**Stated goal**
Extract the listing in its entirety, keeping each line identical to the original.

## start Records for the exercise

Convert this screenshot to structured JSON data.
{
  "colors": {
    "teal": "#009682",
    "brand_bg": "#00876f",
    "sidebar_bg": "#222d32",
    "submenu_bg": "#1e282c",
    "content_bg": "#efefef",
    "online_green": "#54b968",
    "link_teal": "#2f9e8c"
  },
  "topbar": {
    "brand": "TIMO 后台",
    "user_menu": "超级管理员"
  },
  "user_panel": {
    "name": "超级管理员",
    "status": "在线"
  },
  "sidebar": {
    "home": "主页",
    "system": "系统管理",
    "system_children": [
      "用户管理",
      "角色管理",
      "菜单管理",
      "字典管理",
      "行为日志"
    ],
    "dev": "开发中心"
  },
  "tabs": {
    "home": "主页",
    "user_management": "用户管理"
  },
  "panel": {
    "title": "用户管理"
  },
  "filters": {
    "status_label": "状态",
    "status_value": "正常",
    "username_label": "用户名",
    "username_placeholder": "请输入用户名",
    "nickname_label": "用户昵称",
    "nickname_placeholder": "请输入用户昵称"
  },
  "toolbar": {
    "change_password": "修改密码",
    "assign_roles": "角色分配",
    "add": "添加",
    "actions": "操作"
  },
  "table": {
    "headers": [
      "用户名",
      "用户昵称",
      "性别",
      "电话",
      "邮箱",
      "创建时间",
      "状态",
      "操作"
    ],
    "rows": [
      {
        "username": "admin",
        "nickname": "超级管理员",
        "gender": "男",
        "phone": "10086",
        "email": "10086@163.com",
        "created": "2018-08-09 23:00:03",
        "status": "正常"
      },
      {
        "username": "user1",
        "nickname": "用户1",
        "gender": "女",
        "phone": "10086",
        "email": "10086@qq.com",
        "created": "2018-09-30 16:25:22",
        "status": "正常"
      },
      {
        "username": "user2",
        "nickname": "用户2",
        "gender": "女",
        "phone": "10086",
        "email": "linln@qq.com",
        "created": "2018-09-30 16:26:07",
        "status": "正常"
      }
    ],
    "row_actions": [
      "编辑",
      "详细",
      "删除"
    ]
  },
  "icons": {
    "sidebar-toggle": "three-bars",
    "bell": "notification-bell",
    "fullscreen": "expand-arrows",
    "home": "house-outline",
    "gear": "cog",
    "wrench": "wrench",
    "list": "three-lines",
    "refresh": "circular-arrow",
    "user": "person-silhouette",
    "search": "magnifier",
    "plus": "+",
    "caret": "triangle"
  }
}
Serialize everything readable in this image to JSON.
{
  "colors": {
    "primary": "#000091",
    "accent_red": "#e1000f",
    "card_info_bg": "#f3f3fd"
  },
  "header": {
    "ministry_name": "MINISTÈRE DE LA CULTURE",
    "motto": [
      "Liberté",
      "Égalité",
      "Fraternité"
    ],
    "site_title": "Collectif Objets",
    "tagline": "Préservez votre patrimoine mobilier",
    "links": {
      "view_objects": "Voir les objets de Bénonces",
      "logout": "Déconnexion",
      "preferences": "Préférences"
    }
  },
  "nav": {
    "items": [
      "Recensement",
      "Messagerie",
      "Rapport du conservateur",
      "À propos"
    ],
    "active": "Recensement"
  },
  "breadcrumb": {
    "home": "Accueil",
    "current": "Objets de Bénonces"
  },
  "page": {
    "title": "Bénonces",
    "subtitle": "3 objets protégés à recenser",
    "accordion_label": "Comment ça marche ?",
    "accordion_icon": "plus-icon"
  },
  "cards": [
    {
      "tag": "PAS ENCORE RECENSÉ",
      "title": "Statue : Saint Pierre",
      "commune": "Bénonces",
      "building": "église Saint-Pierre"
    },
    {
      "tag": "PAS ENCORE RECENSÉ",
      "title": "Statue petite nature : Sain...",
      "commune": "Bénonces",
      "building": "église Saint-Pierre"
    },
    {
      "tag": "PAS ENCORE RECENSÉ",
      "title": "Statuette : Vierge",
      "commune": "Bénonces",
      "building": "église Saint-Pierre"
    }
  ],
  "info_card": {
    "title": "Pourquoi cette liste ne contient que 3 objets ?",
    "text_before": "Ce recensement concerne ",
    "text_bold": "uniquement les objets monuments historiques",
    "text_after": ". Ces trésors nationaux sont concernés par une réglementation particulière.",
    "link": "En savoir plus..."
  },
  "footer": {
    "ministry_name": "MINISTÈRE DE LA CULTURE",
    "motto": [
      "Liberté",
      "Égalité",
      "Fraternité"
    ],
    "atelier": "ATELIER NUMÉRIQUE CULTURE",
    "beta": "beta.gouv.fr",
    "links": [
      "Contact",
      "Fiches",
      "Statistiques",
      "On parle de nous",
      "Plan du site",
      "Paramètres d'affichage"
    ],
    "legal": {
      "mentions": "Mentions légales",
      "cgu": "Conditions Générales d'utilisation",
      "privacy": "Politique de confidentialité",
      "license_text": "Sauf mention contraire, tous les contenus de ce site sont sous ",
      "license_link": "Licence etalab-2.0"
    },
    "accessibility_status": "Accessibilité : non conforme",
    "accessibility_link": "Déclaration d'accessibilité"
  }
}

## end Records for the exercise

**Answer below**
Convert this screenshot to structured JSON data.
{
  "colors": {
    "teal": "#009682",
    "brand_bg": "#00876f",
    "sidebar_bg": "#222d32",
    "submenu_bg": "#1e282c",
    "content_bg": "#efefef",
    "online_green": "#54b968",
    "link_teal": "#2f9e8c"
  },
  "topbar": {
    "brand": "TIMO 后台",
    "user_menu": "超级管理员"
  },
  "user_panel": {
    "name": "超级管理员",
    "status": "在线"
  },
  "sidebar": {
    "home": "主页",
    "system": "系统管理",
    "system_children": [
      "用户管理",
      "角色管理",
      "菜单管理",
      "字典管理",
      "行为日志"
    ],
    "dev": "开发中心"
  },
  "tabs": {
    "home": "主页",
    "user_management": "用户管理"
  },
  "panel": {
    "title": "用户管理"
  },
  "filters": {
    "status_label": "状态",
    "status_value": "正常",
    "username_label": "用户名",
    "username_placeholder": "请输入用户名",
    "nickname_label": "用户昵称",
    "nickname_placeholder": "请输入用户昵称"
  },
  "toolbar": {
    "change_password": "修改密码",
    "assign_roles": "角色分配",
    "add": "添加",
    "actions": "操作"
  },
  "table": {
    "headers": [
      "用户名",
      "用户昵称",
      "性别",
      "电话",
      "邮箱",
      "创建时间",
      "状态",
      "操作"
    ],
    "rows": [
      {
        "username": "admin",
        "nickname": "超级管理员",
        "gender": "男",
        "phone": "10086",
        "email": "10086@163.com",
        "created": "2018-08-09 23:00:03",
        "status": "正常"
      },
      {
        "username": "user1",
        "nickname": "用户1",
        "gender": "女",
        "phone": "10086",
        "email": "10086@qq.com",
        "created": "2018-09-30 16:25:22",
        "status": "正常"
      },
      {
        "username": "user2",
        "nickname": "用户2",
        "gender": "女",
        "phone": "10086",
        "email": "linln@qq.com",
        "created": "2018-09-30 16:26:07",
        "status": "正常"
      }
    ],
    "row_actions": [
      "编辑",
      "详细",
      "删除"
    ]
  },
  "icons": {
    "sidebar-toggle": "three-bars",
    "bell": "notification-bell",
    "fullscreen": "expand-arrows",
    "home": "house-outline",
    "gear": "cog",
    "wrench": "wrench",
    "list": "three-lines",
    "refresh": "circular-arrow",
    "user": "person-silhouette",
    "search": "magnifier",
    "plus": "+",
    "caret": "triangle"
  }
}
Serialize everything readable in this image to JSON.
{
  "colors": {
    "primary": "#000091",
    "accent_red": "#e1000f",
    "card_info_bg": "#f3f3fd"
  },
  "header": {
    "ministry_name": "MINISTÈRE DE LA CULTURE",
    "motto": [
      "Liberté",
      "Égalité",
      "Fraternité"
    ],
    "site_title": "Collectif Objets",
    "tagline": "Préservez votre patrimoine mobilier",
    "links": {
      "view_objects": "Voir les objets de Bénonces",
      "logout": "Déconnexion",
      "preferences": "Préférences"
    }
  },
  "nav": {
    "items": [
      "Recensement",
      "Messagerie",
      "Rapport du conservateur",
      "À propos"
    ],
    "active": "Recensement"
  },
  "breadcrumb": {
    "home": "Accueil",
    "current": "Objets de Bénonces"
  },
  "page": {
    "title": "Bénonces",
    "subtitle": "3 objets protégés à recenser",
    "accordion_label": "Comment ça marche ?",
    "accordion_icon": "plus-icon"
  },
  "cards": [
    {
      "tag": "PAS ENCORE RECENSÉ",
      "title": "Statue : Saint Pierre",
      "commune": "Bénonces",
      "building": "église Saint-Pierre"
    },
    {
      "tag": "PAS ENCORE RECENSÉ",
      "title": "Statue petite nature : Sain...",
      "commune": "Bénonces",
      "building": "église Saint-Pierre"
    },
    {
      "tag": "PAS ENCORE RECENSÉ",
      "title": "Statuette : Vierge",
      "commune": "Bénonces",
      "building": "église Saint-Pierre"
    }
  ],
  "info_card": {
    "title": "Pourquoi cette liste ne contient que 3 objets ?",
    "text_before": "Ce recensement concerne ",
    "text_bold": "uniquement les objets monuments historiques",
    "text_after": ". Ces trésors nationaux sont concernés par une réglementation particulière.",
    "link": "En savoir plus..."
  },
  "footer": {
    "ministry_name": "MINISTÈRE DE LA CULTURE",
    "motto": [
      "Liberté",
      "Égalité",
      "Fraternité"
    ],
    "atelier": "ATELIER NUMÉRIQUE CULTURE",
    "beta": "beta.gouv.fr",
    "links": [
      "Contact",
      "Fiches",
      "Statistiques",
      "On parle de nous",
      "Plan du site",
      "Paramètres d'affichage"
    ],
    "legal": {
      "mentions": "Mentions légales",
      "cgu": "Conditions Générales d'utilisation",
      "privacy": "Politique de confidentialité",
      "license_text": "Sauf mention contraire, tous les contenus de ce site sont sous ",
      "license_link": "Licence etalab-2.0"
    },
    "accessibility_status": "Accessibilité : non conforme",
    "accessibility_link": "Déclaration d'accessibilité"
  }
}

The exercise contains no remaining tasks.